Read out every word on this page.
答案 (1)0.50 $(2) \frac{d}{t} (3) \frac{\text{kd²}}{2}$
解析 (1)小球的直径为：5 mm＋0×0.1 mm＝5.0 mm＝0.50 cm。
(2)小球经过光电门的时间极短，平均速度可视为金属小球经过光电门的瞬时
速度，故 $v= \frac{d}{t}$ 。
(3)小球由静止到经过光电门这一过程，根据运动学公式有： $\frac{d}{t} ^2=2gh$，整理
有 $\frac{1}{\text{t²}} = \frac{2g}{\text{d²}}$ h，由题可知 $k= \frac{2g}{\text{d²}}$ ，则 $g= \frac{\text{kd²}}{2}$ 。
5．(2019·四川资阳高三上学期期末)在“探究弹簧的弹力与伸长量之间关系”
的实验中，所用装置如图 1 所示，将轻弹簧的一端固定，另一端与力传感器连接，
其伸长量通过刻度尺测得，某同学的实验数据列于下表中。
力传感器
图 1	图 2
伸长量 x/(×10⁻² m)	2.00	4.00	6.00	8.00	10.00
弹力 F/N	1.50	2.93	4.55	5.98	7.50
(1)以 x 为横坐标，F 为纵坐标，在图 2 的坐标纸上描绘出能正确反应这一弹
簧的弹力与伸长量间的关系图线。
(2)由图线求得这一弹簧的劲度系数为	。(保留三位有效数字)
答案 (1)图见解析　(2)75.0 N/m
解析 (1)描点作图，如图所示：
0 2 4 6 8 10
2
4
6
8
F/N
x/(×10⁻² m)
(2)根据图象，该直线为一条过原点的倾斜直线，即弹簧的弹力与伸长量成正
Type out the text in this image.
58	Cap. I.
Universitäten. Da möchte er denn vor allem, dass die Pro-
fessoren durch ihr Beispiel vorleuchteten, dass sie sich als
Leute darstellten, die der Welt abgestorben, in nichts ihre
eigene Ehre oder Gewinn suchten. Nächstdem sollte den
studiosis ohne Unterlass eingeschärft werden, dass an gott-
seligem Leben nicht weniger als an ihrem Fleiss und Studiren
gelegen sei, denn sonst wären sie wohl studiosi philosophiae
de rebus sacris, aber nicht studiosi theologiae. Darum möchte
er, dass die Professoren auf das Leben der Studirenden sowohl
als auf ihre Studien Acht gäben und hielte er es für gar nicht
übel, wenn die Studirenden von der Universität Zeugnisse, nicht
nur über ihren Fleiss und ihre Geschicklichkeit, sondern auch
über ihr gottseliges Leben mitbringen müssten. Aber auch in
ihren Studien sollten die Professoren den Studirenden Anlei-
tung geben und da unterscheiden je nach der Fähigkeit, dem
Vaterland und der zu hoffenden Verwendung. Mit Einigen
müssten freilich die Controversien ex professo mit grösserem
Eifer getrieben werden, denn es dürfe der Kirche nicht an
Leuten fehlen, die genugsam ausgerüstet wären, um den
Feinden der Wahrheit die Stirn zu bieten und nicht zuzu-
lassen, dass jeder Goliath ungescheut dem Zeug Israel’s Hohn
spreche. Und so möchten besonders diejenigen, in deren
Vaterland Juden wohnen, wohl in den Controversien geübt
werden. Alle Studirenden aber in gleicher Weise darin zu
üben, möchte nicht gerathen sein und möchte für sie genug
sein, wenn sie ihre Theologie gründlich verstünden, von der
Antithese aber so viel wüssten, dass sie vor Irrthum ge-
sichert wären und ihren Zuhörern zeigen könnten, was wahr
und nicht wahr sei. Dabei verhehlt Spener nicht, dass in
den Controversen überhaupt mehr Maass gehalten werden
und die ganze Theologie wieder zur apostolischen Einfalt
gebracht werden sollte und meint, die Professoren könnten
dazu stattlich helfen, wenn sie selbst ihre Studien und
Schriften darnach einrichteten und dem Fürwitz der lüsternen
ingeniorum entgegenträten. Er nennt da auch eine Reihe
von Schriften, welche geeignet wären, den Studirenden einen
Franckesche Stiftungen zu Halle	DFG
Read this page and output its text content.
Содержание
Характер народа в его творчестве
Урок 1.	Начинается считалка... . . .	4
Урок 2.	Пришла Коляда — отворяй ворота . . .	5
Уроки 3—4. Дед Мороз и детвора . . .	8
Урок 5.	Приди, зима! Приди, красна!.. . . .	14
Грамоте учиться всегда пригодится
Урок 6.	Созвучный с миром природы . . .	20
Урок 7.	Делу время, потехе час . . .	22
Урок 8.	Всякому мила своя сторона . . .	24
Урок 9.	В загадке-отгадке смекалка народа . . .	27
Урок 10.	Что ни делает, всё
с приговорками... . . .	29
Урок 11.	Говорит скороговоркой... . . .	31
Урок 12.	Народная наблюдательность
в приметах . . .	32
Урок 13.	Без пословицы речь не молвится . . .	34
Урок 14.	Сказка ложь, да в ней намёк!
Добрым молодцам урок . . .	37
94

#### WHAT THIS TASK INVOLVES:
Show the lines where the word "Studien" appears in the entries.

#### TASK SOLUTION:
als auf ihre Studien Acht gäben und hielte er es für gar nicht
ihren Studien sollten die Professoren den Studirenden Anlei-
dazu stattlich helfen, wenn sie selbst ihre Studien und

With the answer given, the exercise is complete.